-- begin --

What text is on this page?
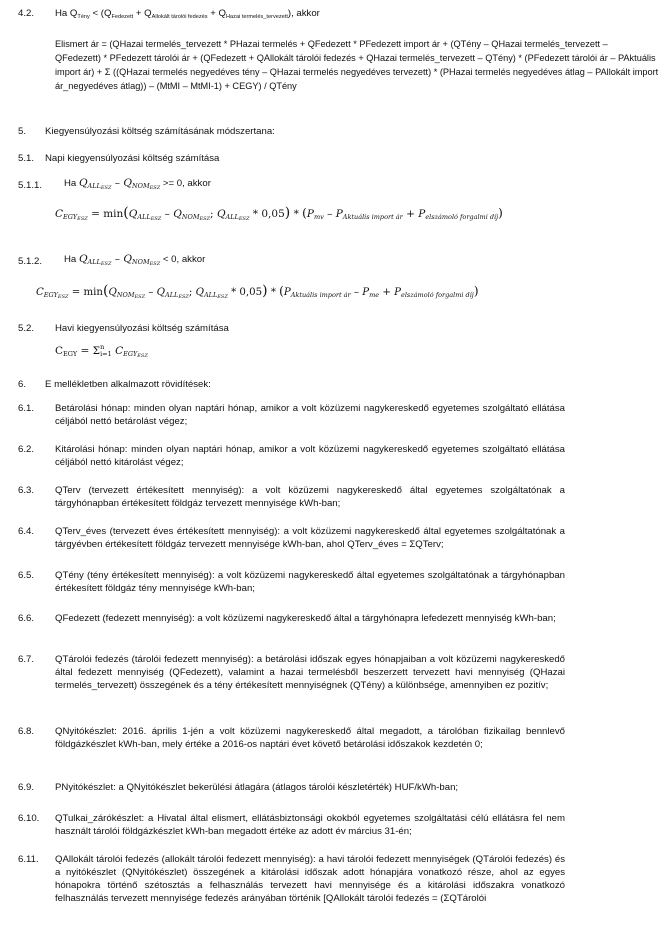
4.2. Ha $Q_{Tény} < (Q_{Fedezett} + Q_{Allokált tárolói fedezés} + Q_{Hazai termelés\_tervezett})$, akkor
Elismert ár = (QHazai termelés_tervezett * PHazai termelés + QFedezett * PFedezett import ár + (QTény – QHazai termelés_tervezett –
QFedezett) * PFedezett tárolói ár + (QFedezett + QAllokált tárolói fedezés + QHazai termelés_tervezett – QTény) * (PFedezett tárolói ár – PAktuális
import ár) + Σ ((QHazai termelés negyedéves tény – QHazai termelés negyedéves tervezett) * (PHazai termelés negyedéves átlag – PAllokált import
ár_negyedéves átlag)) – (MtMI – MtMI-1) + CEGY) / QTény
5. Kiegyensúlyozási költség számításának módszertana:
5.1. Napi kiegyensúlyozási költség számítása
5.1.1. Ha $Q_{ALL_{ESZ}} - Q_{NOM_{ESZ}} >= 0$, akkor
$C_{EGY_{ESZ}} = \min(Q_{ALL_{ESZ}} - Q_{NOM_{ESZ}}$; $Q_{ALL_{ESZ}} * 0,05) * (P_{mv} - P_{Aktuális import ár} + P_{elszámoló forgalmi díj})$
5.1.2. Ha $Q_{ALL_{ESZ}} - Q_{NOM_{ESZ}} < 0$, akkor
$C_{EGY_{ESZ}} = \min(Q_{NOM_{ESZ}} - Q_{ALL_{ESZ}}$; $Q_{ALL_{ESZ}} * 0,05) * (P_{Aktuális import ár} - P_{me} + P_{elszámoló forgalmi díj})$
5.2. Havi kiegyensúlyozási költség számítása
$C_{EGY} = \Sigma$ n
i=1 $C_{EGY_{ESZ}}$
6. E mellékletben alkalmazott rövidítések:
6.1. Betárolási hónap: minden olyan naptári hónap, amikor a volt közüzemi nagykereskedő egyetemes szolgáltató ellátása céljából nettó betárolást végez;
6.2. Kitárolási hónap: minden olyan naptári hónap, amikor a volt közüzemi nagykereskedő egyetemes szolgáltató ellátása céljából nettó kitárolást végez;
6.3. QTerv (tervezett értékesített mennyiség): a volt közüzemi nagykereskedő által egyetemes szolgáltatónak a tárgyhónapban értékesített földgáz tervezett mennyisége kWh-ban;
6.4. QTerv_éves (tervezett éves értékesített mennyiség): a volt közüzemi nagykereskedő által egyetemes szolgáltatónak a tárgyévben értékesített földgáz tervezett mennyisége kWh-ban, ahol QTerv_éves = ΣQTerv;
6.5. QTény (tény értékesített mennyiség): a volt közüzemi nagykereskedő által egyetemes szolgáltatónak a tárgyhónapban értékesített földgáz tény mennyisége kWh-ban;
6.6. QFedezett (fedezett mennyiség): a volt közüzemi nagykereskedő által a tárgyhónapra lefedezett mennyiség kWh-ban;
6.7. QTárolói fedezés (tárolói fedezett mennyiség): a betárolási időszak egyes hónapjaiban a volt közüzemi nagykereskedő által fedezett mennyiség (QFedezett), valamint a hazai termelésből beszerzett tervezett havi mennyiség (QHazai termelés_tervezett) összegének és a tény értékesített mennyiségnek (QTény) a különbsége, amennyiben ez pozitív;
6.8. QNyitókészlet: 2016. április 1-jén a volt közüzemi nagykereskedő által megadott, a tárolóban fizikailag bennlevő földgázkészlet kWh-ban, mely értéke a 2016-os naptári évet követő betárolási időszakok kezdetén 0;
6.9. PNyitókészlet: a QNyitókészlet bekerülési átlagára (átlagos tárolói készletérték) HUF/kWh-ban;
6.10. QTulkai_zárókészlet: a Hivatal által elismert, ellátásbiztonsági okokból egyetemes szolgáltatási célú ellátásra fel nem használt tárolói földgázkészlet kWh-ban megadott értéke az adott év március 31-én;
6.11. QAllokált tárolói fedezés (allokált tárolói fedezett mennyiség): a havi tárolói fedezett mennyiségek (QTárolói fedezés) és a nyitókészlet (QNyitókészlet) összegének a kitárolási időszak adott hónapjára vonatkozó része, ahol az egyes hónapokra történő szétosztás a felhasználás tervezett havi mennyisége és a kitárolási időszakra vonatkozó felhasználás tervezett mennyisége fedezés arányában történik [QAllokált tárolói fedezés = (ΣQTárolói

-- end --

Omit any images, then output the listing exactly.

What text is on this page?
4.2. Ha $Q_{Tény} < (Q_{Fedezett} + Q_{Allokált tárolói fedezés} + Q_{Hazai termelés\_tervezett})$, akkor
Elismert ár = (QHazai termelés_tervezett * PHazai termelés + QFedezett * PFedezett import ár + (QTény – QHazai termelés_tervezett –
QFedezett) * PFedezett tárolói ár + (QFedezett + QAllokált tárolói fedezés + QHazai termelés_tervezett – QTény) * (PFedezett tárolói ár – PAktuális
import ár) + Σ ((QHazai termelés negyedéves tény – QHazai termelés negyedéves tervezett) * (PHazai termelés negyedéves átlag – PAllokált import
ár_negyedéves átlag)) – (MtMI – MtMI-1) + CEGY) / QTény
5. Kiegyensúlyozási költség számításának módszertana:
5.1. Napi kiegyensúlyozási költség számítása
5.1.1. Ha $Q_{ALL_{ESZ}} - Q_{NOM_{ESZ}} >= 0$, akkor
$C_{EGY_{ESZ}} = \min(Q_{ALL_{ESZ}} - Q_{NOM_{ESZ}}$; $Q_{ALL_{ESZ}} * 0,05) * (P_{mv} - P_{Aktuális import ár} + P_{elszámoló forgalmi díj})$
5.1.2. Ha $Q_{ALL_{ESZ}} - Q_{NOM_{ESZ}} < 0$, akkor
$C_{EGY_{ESZ}} = \min(Q_{NOM_{ESZ}} - Q_{ALL_{ESZ}}$; $Q_{ALL_{ESZ}} * 0,05) * (P_{Aktuális import ár} - P_{me} + P_{elszámoló forgalmi díj})$
5.2. Havi kiegyensúlyozási költség számítása
$C_{EGY} = \Sigma$ n
i=1 $C_{EGY_{ESZ}}$
6. E mellékletben alkalmazott rövidítések:
6.1. Betárolási hónap: minden olyan naptári hónap, amikor a volt közüzemi nagykereskedő egyetemes szolgáltató ellátása céljából nettó betárolást végez;
6.2. Kitárolási hónap: minden olyan naptári hónap, amikor a volt közüzemi nagykereskedő egyetemes szolgáltató ellátása céljából nettó kitárolást végez;
6.3. QTerv (tervezett értékesített mennyiség): a volt közüzemi nagykereskedő által egyetemes szolgáltatónak a tárgyhónapban értékesített földgáz tervezett mennyisége kWh-ban;
6.4. QTerv_éves (tervezett éves értékesített mennyiség): a volt közüzemi nagykereskedő által egyetemes szolgáltatónak a tárgyévben értékesített földgáz tervezett mennyisége kWh-ban, ahol QTerv_éves = ΣQTerv;
6.5. QTény (tény értékesített mennyiség): a volt közüzemi nagykereskedő által egyetemes szolgáltatónak a tárgyhónapban értékesített földgáz tény mennyisége kWh-ban;
6.6. QFedezett (fedezett mennyiség): a volt közüzemi nagykereskedő által a tárgyhónapra lefedezett mennyiség kWh-ban;
6.7. QTárolói fedezés (tárolói fedezett mennyiség): a betárolási időszak egyes hónapjaiban a volt közüzemi nagykereskedő által fedezett mennyiség (QFedezett), valamint a hazai termelésből beszerzett tervezett havi mennyiség (QHazai termelés_tervezett) összegének és a tény értékesített mennyiségnek (QTény) a különbsége, amennyiben ez pozitív;
6.8. QNyitókészlet: 2016. április 1-jén a volt közüzemi nagykereskedő által megadott, a tárolóban fizikailag bennlevő földgázkészlet kWh-ban, mely értéke a 2016-os naptári évet követő betárolási időszakok kezdetén 0;
6.9. PNyitókészlet: a QNyitókészlet bekerülési átlagára (átlagos tárolói készletérték) HUF/kWh-ban;
6.10. QTulkai_zárókészlet: a Hivatal által elismert, ellátásbiztonsági okokból egyetemes szolgáltatási célú ellátásra fel nem használt tárolói földgázkészlet kWh-ban megadott értéke az adott év március 31-én;
6.11. QAllokált tárolói fedezés (allokált tárolói fedezett mennyiség): a havi tárolói fedezett mennyiségek (QTárolói fedezés) és a nyitókészlet (QNyitókészlet) összegének a kitárolási időszak adott hónapjára vonatkozó része, ahol az egyes hónapokra történő szétosztás a felhasználás tervezett havi mennyisége és a kitárolási időszakra vonatkozó felhasználás tervezett mennyisége fedezés arányában történik [QAllokált tárolói fedezés = (ΣQTárolói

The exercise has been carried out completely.